*Records supplied*:
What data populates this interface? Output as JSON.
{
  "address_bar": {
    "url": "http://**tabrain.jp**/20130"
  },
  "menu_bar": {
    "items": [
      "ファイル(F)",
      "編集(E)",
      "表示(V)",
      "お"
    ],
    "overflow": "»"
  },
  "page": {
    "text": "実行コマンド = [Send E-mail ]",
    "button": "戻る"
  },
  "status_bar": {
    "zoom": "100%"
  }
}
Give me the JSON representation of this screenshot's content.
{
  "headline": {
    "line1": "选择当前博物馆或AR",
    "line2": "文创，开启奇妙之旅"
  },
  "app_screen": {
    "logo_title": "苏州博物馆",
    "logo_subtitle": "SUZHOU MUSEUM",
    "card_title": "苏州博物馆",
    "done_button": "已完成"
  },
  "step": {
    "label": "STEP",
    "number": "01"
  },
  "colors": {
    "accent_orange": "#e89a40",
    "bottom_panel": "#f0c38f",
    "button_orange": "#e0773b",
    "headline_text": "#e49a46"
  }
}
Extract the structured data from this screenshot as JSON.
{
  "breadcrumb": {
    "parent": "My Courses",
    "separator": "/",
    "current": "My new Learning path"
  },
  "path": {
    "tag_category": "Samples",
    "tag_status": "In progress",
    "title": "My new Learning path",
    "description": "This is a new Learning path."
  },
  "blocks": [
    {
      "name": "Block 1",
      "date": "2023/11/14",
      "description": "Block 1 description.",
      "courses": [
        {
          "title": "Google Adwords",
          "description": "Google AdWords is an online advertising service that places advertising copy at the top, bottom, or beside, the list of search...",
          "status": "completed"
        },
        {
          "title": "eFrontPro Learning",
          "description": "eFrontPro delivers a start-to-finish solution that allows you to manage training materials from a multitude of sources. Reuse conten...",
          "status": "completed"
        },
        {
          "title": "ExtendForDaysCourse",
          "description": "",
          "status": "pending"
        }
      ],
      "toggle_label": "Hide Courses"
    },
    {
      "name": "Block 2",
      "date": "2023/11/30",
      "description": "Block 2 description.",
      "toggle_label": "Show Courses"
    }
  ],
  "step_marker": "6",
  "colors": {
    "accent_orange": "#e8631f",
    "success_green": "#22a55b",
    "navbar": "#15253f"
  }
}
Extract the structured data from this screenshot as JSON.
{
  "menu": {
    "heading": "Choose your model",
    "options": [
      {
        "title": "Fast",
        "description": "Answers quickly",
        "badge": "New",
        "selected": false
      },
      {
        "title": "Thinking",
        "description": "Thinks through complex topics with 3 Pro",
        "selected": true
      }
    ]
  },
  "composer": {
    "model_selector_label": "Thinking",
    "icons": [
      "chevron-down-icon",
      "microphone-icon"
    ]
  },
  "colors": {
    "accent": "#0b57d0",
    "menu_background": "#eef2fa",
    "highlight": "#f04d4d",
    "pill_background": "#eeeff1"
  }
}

---

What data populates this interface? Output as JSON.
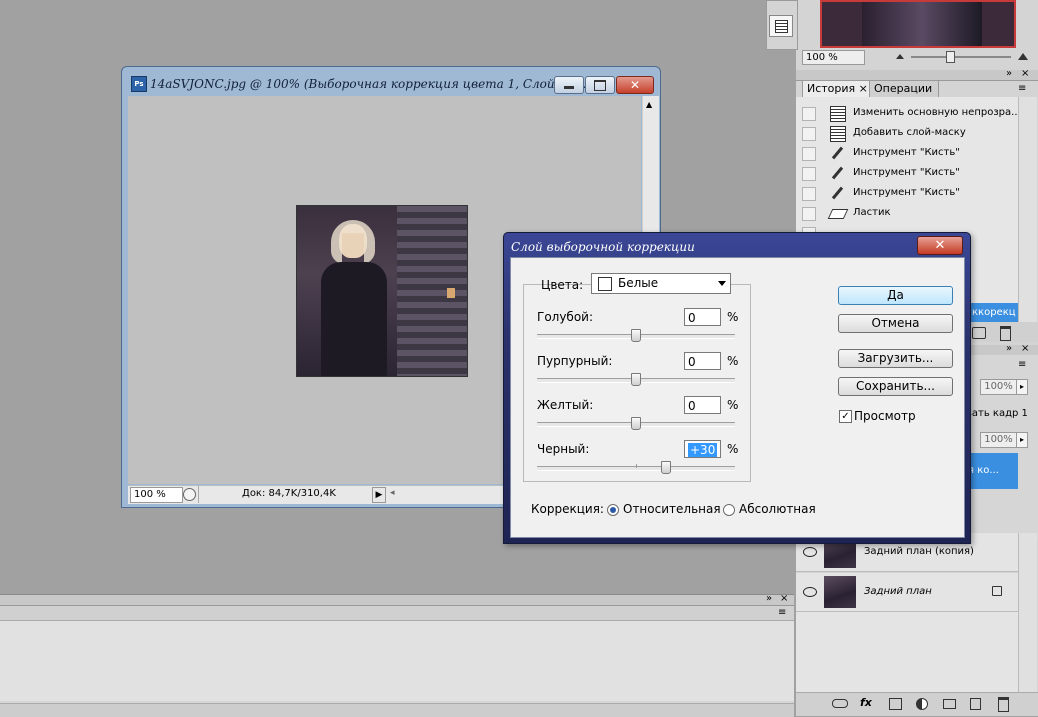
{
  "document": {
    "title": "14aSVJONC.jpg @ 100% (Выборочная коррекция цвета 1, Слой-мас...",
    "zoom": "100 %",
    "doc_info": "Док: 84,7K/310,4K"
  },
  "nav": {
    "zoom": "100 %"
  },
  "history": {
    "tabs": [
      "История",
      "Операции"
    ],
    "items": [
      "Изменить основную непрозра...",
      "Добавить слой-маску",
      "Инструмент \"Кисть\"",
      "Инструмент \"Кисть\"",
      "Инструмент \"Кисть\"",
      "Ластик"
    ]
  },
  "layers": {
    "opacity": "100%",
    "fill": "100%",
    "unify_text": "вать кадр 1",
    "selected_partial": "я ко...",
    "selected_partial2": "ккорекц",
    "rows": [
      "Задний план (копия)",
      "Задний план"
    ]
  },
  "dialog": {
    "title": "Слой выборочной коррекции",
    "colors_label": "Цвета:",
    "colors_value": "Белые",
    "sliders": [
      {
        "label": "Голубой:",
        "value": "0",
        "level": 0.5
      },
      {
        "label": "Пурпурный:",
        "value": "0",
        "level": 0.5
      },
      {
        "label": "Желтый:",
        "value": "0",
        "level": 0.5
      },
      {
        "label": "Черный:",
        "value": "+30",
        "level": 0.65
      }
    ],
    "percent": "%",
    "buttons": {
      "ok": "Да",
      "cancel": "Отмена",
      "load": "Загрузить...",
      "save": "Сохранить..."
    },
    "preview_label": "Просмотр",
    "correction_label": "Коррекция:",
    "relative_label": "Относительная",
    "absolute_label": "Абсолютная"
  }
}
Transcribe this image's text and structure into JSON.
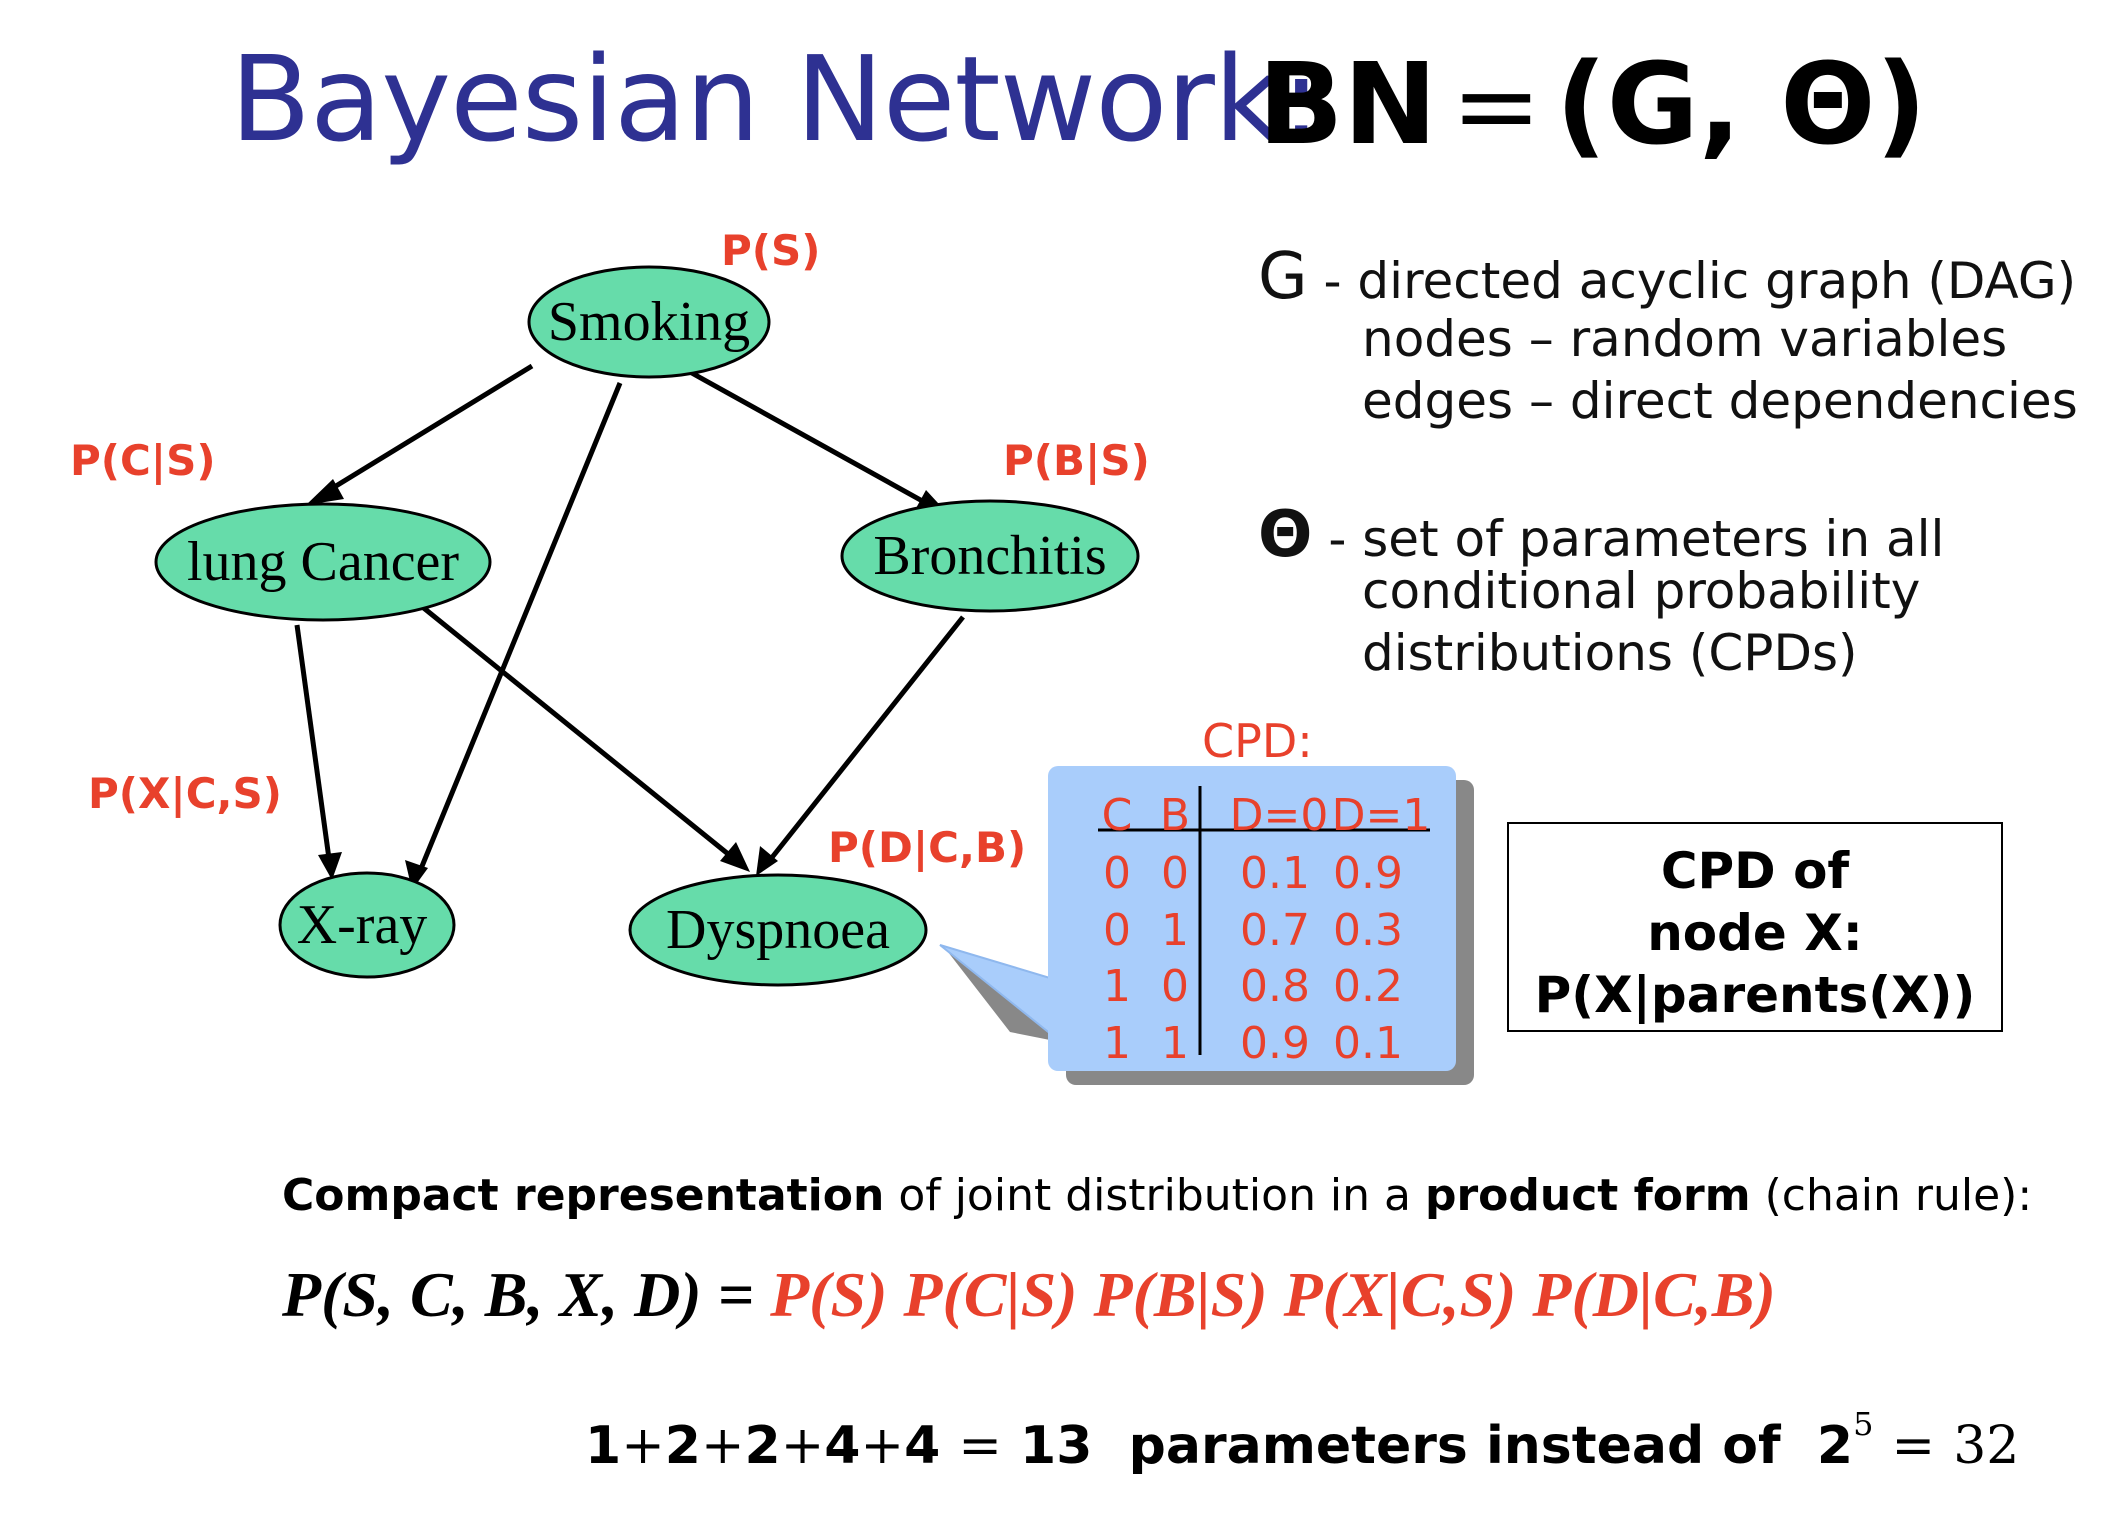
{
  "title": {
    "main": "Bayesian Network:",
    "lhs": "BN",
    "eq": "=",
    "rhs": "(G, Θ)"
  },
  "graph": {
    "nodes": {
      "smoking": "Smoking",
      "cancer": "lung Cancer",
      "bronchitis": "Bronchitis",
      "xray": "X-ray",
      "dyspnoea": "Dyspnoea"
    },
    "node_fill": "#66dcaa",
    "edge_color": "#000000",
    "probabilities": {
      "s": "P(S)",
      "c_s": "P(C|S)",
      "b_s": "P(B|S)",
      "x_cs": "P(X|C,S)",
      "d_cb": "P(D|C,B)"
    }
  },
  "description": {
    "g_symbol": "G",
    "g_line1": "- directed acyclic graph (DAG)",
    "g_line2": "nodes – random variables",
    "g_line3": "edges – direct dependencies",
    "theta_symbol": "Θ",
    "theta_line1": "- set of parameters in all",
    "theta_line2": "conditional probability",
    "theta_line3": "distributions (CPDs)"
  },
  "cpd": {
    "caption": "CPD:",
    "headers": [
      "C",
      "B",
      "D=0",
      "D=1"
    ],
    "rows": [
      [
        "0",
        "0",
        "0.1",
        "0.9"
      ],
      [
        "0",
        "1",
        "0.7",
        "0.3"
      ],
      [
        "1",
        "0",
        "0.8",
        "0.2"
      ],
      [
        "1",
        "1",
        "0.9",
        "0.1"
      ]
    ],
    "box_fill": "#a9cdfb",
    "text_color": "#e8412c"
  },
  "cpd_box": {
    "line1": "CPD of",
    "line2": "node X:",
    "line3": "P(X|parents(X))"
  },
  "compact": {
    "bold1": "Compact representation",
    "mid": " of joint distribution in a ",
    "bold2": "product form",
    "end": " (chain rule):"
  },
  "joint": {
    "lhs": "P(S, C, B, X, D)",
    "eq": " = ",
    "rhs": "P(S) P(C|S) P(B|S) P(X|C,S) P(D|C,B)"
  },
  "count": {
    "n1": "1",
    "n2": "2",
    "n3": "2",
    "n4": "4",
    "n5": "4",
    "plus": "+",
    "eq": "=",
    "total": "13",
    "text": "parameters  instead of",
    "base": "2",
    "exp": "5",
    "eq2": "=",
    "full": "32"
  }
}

*Goal*: List all lines in the material containing the string "path".

*Answer to this exercise*:
    "current": "My new Learning path"
  "path": {
    "title": "My new Learning path",
    "description": "This is a new Learning path."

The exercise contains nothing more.